*INFORMATION SHOWN:*
++++++++++

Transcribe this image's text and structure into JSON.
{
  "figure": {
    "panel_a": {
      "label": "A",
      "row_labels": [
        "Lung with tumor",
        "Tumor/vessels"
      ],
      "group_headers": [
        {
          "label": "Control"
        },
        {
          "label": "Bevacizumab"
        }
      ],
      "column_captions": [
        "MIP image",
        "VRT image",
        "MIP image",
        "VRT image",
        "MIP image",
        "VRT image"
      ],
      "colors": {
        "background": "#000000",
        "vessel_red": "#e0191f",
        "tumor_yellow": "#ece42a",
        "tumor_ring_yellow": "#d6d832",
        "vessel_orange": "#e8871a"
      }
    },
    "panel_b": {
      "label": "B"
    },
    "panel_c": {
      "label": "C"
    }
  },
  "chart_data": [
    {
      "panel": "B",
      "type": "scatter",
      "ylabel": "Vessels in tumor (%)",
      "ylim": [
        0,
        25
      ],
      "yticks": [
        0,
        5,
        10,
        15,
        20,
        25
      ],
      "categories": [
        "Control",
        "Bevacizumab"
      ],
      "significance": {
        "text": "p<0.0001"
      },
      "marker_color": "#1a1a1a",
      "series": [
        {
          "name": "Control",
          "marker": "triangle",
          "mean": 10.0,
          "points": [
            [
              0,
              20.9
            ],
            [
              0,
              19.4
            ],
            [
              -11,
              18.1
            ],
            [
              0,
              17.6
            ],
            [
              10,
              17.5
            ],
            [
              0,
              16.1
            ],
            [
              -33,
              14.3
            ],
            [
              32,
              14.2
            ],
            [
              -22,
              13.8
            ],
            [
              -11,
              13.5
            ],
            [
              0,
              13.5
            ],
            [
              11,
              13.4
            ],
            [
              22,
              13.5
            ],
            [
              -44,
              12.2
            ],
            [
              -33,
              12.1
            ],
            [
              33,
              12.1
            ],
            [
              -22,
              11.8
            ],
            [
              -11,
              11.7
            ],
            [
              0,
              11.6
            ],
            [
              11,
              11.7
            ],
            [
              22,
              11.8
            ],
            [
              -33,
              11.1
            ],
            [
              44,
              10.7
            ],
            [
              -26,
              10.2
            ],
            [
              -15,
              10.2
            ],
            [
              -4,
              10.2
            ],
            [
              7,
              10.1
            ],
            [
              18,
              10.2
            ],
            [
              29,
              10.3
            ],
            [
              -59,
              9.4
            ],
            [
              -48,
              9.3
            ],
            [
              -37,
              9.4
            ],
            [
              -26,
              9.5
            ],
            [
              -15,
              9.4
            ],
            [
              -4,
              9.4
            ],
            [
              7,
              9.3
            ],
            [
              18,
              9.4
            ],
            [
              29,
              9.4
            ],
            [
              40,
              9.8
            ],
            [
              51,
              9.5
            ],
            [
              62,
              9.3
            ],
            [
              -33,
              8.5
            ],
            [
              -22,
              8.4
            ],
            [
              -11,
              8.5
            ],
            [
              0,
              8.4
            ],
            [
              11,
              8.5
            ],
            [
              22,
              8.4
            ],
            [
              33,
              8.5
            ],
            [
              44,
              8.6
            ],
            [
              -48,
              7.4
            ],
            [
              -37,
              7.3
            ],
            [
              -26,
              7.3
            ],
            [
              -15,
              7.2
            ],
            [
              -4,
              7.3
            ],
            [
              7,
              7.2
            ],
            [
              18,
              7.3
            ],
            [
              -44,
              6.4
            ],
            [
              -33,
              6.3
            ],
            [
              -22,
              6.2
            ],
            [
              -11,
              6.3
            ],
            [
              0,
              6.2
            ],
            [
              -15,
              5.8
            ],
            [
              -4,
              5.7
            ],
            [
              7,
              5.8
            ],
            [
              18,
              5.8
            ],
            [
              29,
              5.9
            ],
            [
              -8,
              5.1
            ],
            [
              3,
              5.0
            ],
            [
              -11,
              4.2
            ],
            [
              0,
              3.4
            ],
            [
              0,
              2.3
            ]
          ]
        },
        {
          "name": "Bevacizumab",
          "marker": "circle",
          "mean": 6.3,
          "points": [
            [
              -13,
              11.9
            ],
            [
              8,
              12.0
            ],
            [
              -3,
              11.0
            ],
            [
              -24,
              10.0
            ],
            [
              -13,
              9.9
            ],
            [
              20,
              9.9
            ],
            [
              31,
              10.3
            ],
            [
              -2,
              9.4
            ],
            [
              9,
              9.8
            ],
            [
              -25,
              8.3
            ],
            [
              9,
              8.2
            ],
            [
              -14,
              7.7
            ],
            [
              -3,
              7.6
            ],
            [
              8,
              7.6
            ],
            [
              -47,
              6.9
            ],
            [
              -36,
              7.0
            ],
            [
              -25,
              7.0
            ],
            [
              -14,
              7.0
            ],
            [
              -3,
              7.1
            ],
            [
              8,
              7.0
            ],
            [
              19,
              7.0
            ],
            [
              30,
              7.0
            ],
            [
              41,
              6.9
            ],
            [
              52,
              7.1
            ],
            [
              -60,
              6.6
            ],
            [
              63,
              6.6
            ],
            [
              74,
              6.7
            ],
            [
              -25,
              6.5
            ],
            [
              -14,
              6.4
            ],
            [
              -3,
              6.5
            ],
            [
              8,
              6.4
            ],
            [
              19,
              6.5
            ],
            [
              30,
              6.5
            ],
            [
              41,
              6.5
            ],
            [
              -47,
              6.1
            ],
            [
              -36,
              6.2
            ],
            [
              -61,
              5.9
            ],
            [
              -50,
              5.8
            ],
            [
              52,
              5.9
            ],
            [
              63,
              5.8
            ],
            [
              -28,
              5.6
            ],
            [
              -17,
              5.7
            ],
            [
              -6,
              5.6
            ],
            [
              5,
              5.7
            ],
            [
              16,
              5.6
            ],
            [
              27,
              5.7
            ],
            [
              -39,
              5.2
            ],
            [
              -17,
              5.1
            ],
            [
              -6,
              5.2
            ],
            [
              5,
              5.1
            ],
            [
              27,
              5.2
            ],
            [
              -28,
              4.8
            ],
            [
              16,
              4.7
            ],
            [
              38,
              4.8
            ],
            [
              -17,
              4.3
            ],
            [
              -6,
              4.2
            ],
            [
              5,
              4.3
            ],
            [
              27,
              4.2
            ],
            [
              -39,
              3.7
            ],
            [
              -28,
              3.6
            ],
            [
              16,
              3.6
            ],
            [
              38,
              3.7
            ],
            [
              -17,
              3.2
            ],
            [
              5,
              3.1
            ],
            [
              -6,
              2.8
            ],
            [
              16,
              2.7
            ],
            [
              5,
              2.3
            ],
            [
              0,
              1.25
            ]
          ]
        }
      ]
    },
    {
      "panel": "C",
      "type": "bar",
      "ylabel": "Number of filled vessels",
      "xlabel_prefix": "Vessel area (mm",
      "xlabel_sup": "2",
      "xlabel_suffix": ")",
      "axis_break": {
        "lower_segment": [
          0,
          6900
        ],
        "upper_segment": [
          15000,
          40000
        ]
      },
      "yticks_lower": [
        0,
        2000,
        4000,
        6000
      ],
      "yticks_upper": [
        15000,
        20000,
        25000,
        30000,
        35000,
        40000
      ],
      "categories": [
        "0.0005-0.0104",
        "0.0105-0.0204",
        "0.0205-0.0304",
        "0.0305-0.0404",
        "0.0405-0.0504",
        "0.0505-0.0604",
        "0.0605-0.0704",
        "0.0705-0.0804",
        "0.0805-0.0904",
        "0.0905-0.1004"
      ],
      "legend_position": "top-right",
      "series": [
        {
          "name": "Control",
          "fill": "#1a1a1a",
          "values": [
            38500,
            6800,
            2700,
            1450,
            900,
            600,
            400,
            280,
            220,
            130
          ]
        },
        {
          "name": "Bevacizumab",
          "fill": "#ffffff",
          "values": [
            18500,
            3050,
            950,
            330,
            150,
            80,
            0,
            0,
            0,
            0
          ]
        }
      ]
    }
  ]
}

++++++++++

*TASK STATEMENT:*
An exact restatement of the data is required.

*YOUR RESPONSE:*
Transcribe this image's text and structure into JSON.
{
  "figure": {
    "panel_a": {
      "label": "A",
      "row_labels": [
        "Lung with tumor",
        "Tumor/vessels"
      ],
      "group_headers": [
        {
          "label": "Control"
        },
        {
          "label": "Bevacizumab"
        }
      ],
      "column_captions": [
        "MIP image",
        "VRT image",
        "MIP image",
        "VRT image",
        "MIP image",
        "VRT image"
      ],
      "colors": {
        "background": "#000000",
        "vessel_red": "#e0191f",
        "tumor_yellow": "#ece42a",
        "tumor_ring_yellow": "#d6d832",
        "vessel_orange": "#e8871a"
      }
    },
    "panel_b": {
      "label": "B"
    },
    "panel_c": {
      "label": "C"
    }
  },
  "chart_data": [
    {
      "panel": "B",
      "type": "scatter",
      "ylabel": "Vessels in tumor (%)",
      "ylim": [
        0,
        25
      ],
      "yticks": [
        0,
        5,
        10,
        15,
        20,
        25
      ],
      "categories": [
        "Control",
        "Bevacizumab"
      ],
      "significance": {
        "text": "p<0.0001"
      },
      "marker_color": "#1a1a1a",
      "series": [
        {
          "name": "Control",
          "marker": "triangle",
          "mean": 10.0,
          "points": [
            [
              0,
              20.9
            ],
            [
              0,
              19.4
            ],
            [
              -11,
              18.1
            ],
            [
              0,
              17.6
            ],
            [
              10,
              17.5
            ],
            [
              0,
              16.1
            ],
            [
              -33,
              14.3
            ],
            [
              32,
              14.2
            ],
            [
              -22,
              13.8
            ],
            [
              -11,
              13.5
            ],
            [
              0,
              13.5
            ],
            [
              11,
              13.4
            ],
            [
              22,
              13.5
            ],
            [
              -44,
              12.2
            ],
            [
              -33,
              12.1
            ],
            [
              33,
              12.1
            ],
            [
              -22,
              11.8
            ],
            [
              -11,
              11.7
            ],
            [
              0,
              11.6
            ],
            [
              11,
              11.7
            ],
            [
              22,
              11.8
            ],
            [
              -33,
              11.1
            ],
            [
              44,
              10.7
            ],
            [
              -26,
              10.2
            ],
            [
              -15,
              10.2
            ],
            [
              -4,
              10.2
            ],
            [
              7,
              10.1
            ],
            [
              18,
              10.2
            ],
            [
              29,
              10.3
            ],
            [
              -59,
              9.4
            ],
            [
              -48,
              9.3
            ],
            [
              -37,
              9.4
            ],
            [
              -26,
              9.5
            ],
            [
              -15,
              9.4
            ],
            [
              -4,
              9.4
            ],
            [
              7,
              9.3
            ],
            [
              18,
              9.4
            ],
            [
              29,
              9.4
            ],
            [
              40,
              9.8
            ],
            [
              51,
              9.5
            ],
            [
              62,
              9.3
            ],
            [
              -33,
              8.5
            ],
            [
              -22,
              8.4
            ],
            [
              -11,
              8.5
            ],
            [
              0,
              8.4
            ],
            [
              11,
              8.5
            ],
            [
              22,
              8.4
            ],
            [
              33,
              8.5
            ],
            [
              44,
              8.6
            ],
            [
              -48,
              7.4
            ],
            [
              -37,
              7.3
            ],
            [
              -26,
              7.3
            ],
            [
              -15,
              7.2
            ],
            [
              -4,
              7.3
            ],
            [
              7,
              7.2
            ],
            [
              18,
              7.3
            ],
            [
              -44,
              6.4
            ],
            [
              -33,
              6.3
            ],
            [
              -22,
              6.2
            ],
            [
              -11,
              6.3
            ],
            [
              0,
              6.2
            ],
            [
              -15,
              5.8
            ],
            [
              -4,
              5.7
            ],
            [
              7,
              5.8
            ],
            [
              18,
              5.8
            ],
            [
              29,
              5.9
            ],
            [
              -8,
              5.1
            ],
            [
              3,
              5.0
            ],
            [
              -11,
              4.2
            ],
            [
              0,
              3.4
            ],
            [
              0,
              2.3
            ]
          ]
        },
        {
          "name": "Bevacizumab",
          "marker": "circle",
          "mean": 6.3,
          "points": [
            [
              -13,
              11.9
            ],
            [
              8,
              12.0
            ],
            [
              -3,
              11.0
            ],
            [
              -24,
              10.0
            ],
            [
              -13,
              9.9
            ],
            [
              20,
              9.9
            ],
            [
              31,
              10.3
            ],
            [
              -2,
              9.4
            ],
            [
              9,
              9.8
            ],
            [
              -25,
              8.3
            ],
            [
              9,
              8.2
            ],
            [
              -14,
              7.7
            ],
            [
              -3,
              7.6
            ],
            [
              8,
              7.6
            ],
            [
              -47,
              6.9
            ],
            [
              -36,
              7.0
            ],
            [
              -25,
              7.0
            ],
            [
              -14,
              7.0
            ],
            [
              -3,
              7.1
            ],
            [
              8,
              7.0
            ],
            [
              19,
              7.0
            ],
            [
              30,
              7.0
            ],
            [
              41,
              6.9
            ],
            [
              52,
              7.1
            ],
            [
              -60,
              6.6
            ],
            [
              63,
              6.6
            ],
            [
              74,
              6.7
            ],
            [
              -25,
              6.5
            ],
            [
              -14,
              6.4
            ],
            [
              -3,
              6.5
            ],
            [
              8,
              6.4
            ],
            [
              19,
              6.5
            ],
            [
              30,
              6.5
            ],
            [
              41,
              6.5
            ],
            [
              -47,
              6.1
            ],
            [
              -36,
              6.2
            ],
            [
              -61,
              5.9
            ],
            [
              -50,
              5.8
            ],
            [
              52,
              5.9
            ],
            [
              63,
              5.8
            ],
            [
              -28,
              5.6
            ],
            [
              -17,
              5.7
            ],
            [
              -6,
              5.6
            ],
            [
              5,
              5.7
            ],
            [
              16,
              5.6
            ],
            [
              27,
              5.7
            ],
            [
              -39,
              5.2
            ],
            [
              -17,
              5.1
            ],
            [
              -6,
              5.2
            ],
            [
              5,
              5.1
            ],
            [
              27,
              5.2
            ],
            [
              -28,
              4.8
            ],
            [
              16,
              4.7
            ],
            [
              38,
              4.8
            ],
            [
              -17,
              4.3
            ],
            [
              -6,
              4.2
            ],
            [
              5,
              4.3
            ],
            [
              27,
              4.2
            ],
            [
              -39,
              3.7
            ],
            [
              -28,
              3.6
            ],
            [
              16,
              3.6
            ],
            [
              38,
              3.7
            ],
            [
              -17,
              3.2
            ],
            [
              5,
              3.1
            ],
            [
              -6,
              2.8
            ],
            [
              16,
              2.7
            ],
            [
              5,
              2.3
            ],
            [
              0,
              1.25
            ]
          ]
        }
      ]
    },
    {
      "panel": "C",
      "type": "bar",
      "ylabel": "Number of filled vessels",
      "xlabel_prefix": "Vessel area (mm",
      "xlabel_sup": "2",
      "xlabel_suffix": ")",
      "axis_break": {
        "lower_segment": [
          0,
          6900
        ],
        "upper_segment": [
          15000,
          40000
        ]
      },
      "yticks_lower": [
        0,
        2000,
        4000,
        6000
      ],
      "yticks_upper": [
        15000,
        20000,
        25000,
        30000,
        35000,
        40000
      ],
      "categories": [
        "0.0005-0.0104",
        "0.0105-0.0204",
        "0.0205-0.0304",
        "0.0305-0.0404",
        "0.0405-0.0504",
        "0.0505-0.0604",
        "0.0605-0.0704",
        "0.0705-0.0804",
        "0.0805-0.0904",
        "0.0905-0.1004"
      ],
      "legend_position": "top-right",
      "series": [
        {
          "name": "Control",
          "fill": "#1a1a1a",
          "values": [
            38500,
            6800,
            2700,
            1450,
            900,
            600,
            400,
            280,
            220,
            130
          ]
        },
        {
          "name": "Bevacizumab",
          "fill": "#ffffff",
          "values": [
            18500,
            3050,
            950,
            330,
            150,
            80,
            0,
            0,
            0,
            0
          ]
        }
      ]
    }
  ]
}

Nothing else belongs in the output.